◆ SET EXERCISE: Search the data for the string "name" and gather each line it is in.

===

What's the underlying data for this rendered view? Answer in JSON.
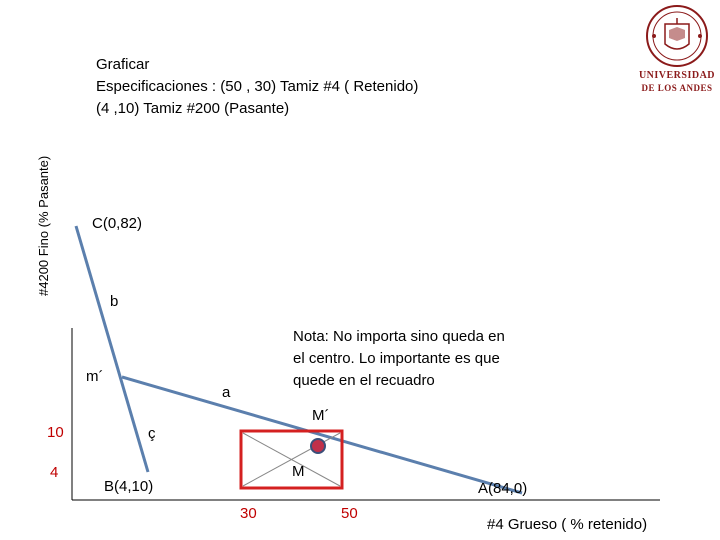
{
  "header": {
    "line1": "Graficar",
    "line2": "Especificaciones : (50 , 30)   Tamiz #4 ( Retenido)",
    "line3": "(4 ,10)   Tamiz #200 (Pasante)"
  },
  "axes": {
    "y_label": "#4200 Fino  (% Pasante)",
    "x_label": "#4 Grueso ( % retenido)",
    "y_ticks": [
      "10",
      "4"
    ],
    "x_ticks": [
      "30",
      "50"
    ]
  },
  "points": {
    "C": "C(0,82)",
    "B": "B(4,10)",
    "A": "A(84,0)",
    "M": "M",
    "M_prime": "M´",
    "m_prime": "m´",
    "a": "a",
    "b": "b",
    "c": "ç"
  },
  "note": {
    "line1": "Nota: No importa sino queda en",
    "line2": "el centro. Lo importante es que",
    "line3": "quede en el recuadro"
  },
  "logo": {
    "line1": "UNIVERSIDAD",
    "line2": "DE LOS ANDES"
  },
  "colors": {
    "line": "#5b7fad",
    "box": "#d42020",
    "point": "#c0304a",
    "tick_labels": "#c00000",
    "logo": "#8b1a1a"
  }
}
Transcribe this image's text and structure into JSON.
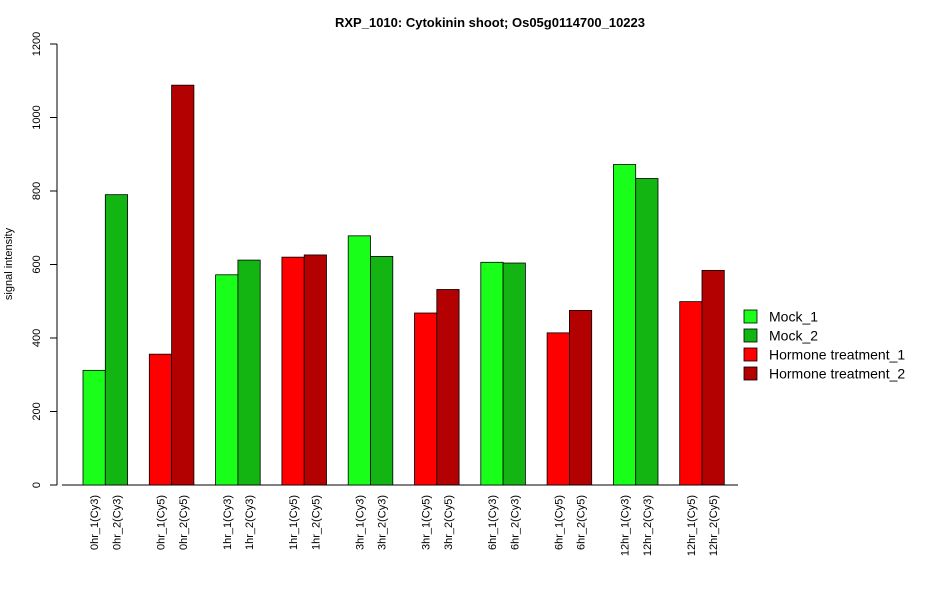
{
  "chart_data": {
    "type": "bar",
    "title": "RXP_1010: Cytokinin shoot; Os05g0114700_10223",
    "xlabel": "",
    "ylabel": "signal intensity",
    "ylim": [
      0,
      1200
    ],
    "yticks": [
      0,
      200,
      400,
      600,
      800,
      1000,
      1200
    ],
    "grid": false,
    "legend_position": "right",
    "series": [
      {
        "name": "Mock_1",
        "color": "#19FF19"
      },
      {
        "name": "Mock_2",
        "color": "#12B512"
      },
      {
        "name": "Hormone treatment_1",
        "color": "#FF0000"
      },
      {
        "name": "Hormone treatment_2",
        "color": "#B30000"
      }
    ],
    "bars": [
      {
        "label": "0hr_1(Cy3)",
        "value": 312,
        "series": 0
      },
      {
        "label": "0hr_2(Cy3)",
        "value": 790,
        "series": 1
      },
      {
        "label": "0hr_1(Cy5)",
        "value": 356,
        "series": 2
      },
      {
        "label": "0hr_2(Cy5)",
        "value": 1088,
        "series": 3
      },
      {
        "label": "1hr_1(Cy3)",
        "value": 572,
        "series": 0
      },
      {
        "label": "1hr_2(Cy3)",
        "value": 612,
        "series": 1
      },
      {
        "label": "1hr_1(Cy5)",
        "value": 620,
        "series": 2
      },
      {
        "label": "1hr_2(Cy5)",
        "value": 626,
        "series": 3
      },
      {
        "label": "3hr_1(Cy3)",
        "value": 678,
        "series": 0
      },
      {
        "label": "3hr_2(Cy3)",
        "value": 622,
        "series": 1
      },
      {
        "label": "3hr_1(Cy5)",
        "value": 468,
        "series": 2
      },
      {
        "label": "3hr_2(Cy5)",
        "value": 532,
        "series": 3
      },
      {
        "label": "6hr_1(Cy3)",
        "value": 606,
        "series": 0
      },
      {
        "label": "6hr_2(Cy3)",
        "value": 604,
        "series": 1
      },
      {
        "label": "6hr_1(Cy5)",
        "value": 414,
        "series": 2
      },
      {
        "label": "6hr_2(Cy5)",
        "value": 475,
        "series": 3
      },
      {
        "label": "12hr_1(Cy3)",
        "value": 872,
        "series": 0
      },
      {
        "label": "12hr_2(Cy3)",
        "value": 834,
        "series": 1
      },
      {
        "label": "12hr_1(Cy5)",
        "value": 499,
        "series": 2
      },
      {
        "label": "12hr_2(Cy5)",
        "value": 584,
        "series": 3
      }
    ]
  }
}
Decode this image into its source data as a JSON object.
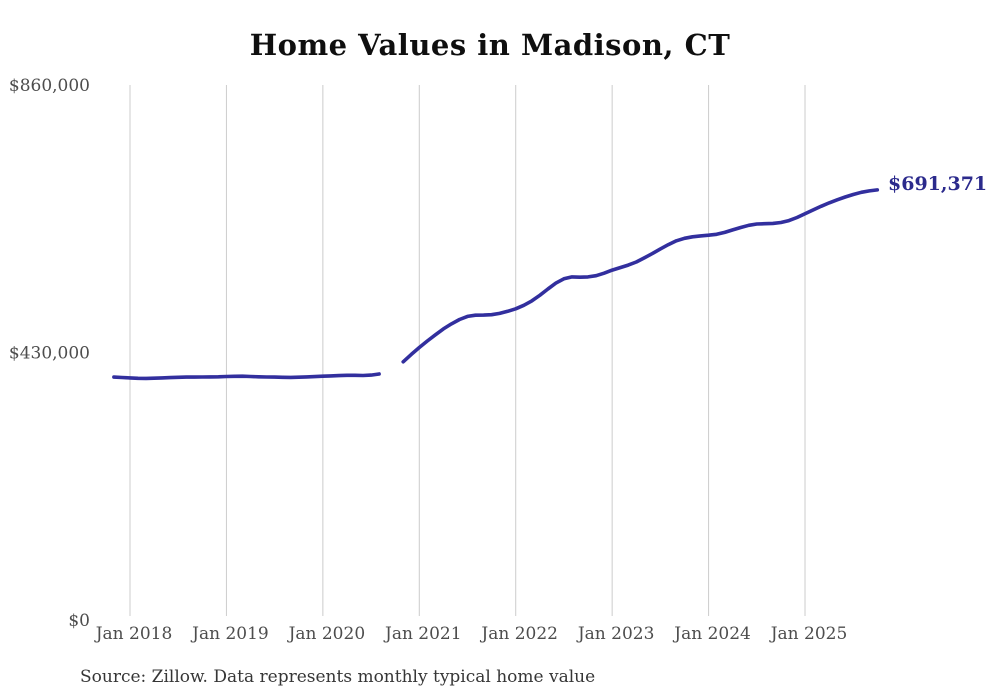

===

◆ RESPONSE:
        "name": "Mock_1",
        "name": "Mock_2",
        "name": "Hormone treatment_1",
        "name": "Hormone treatment_2",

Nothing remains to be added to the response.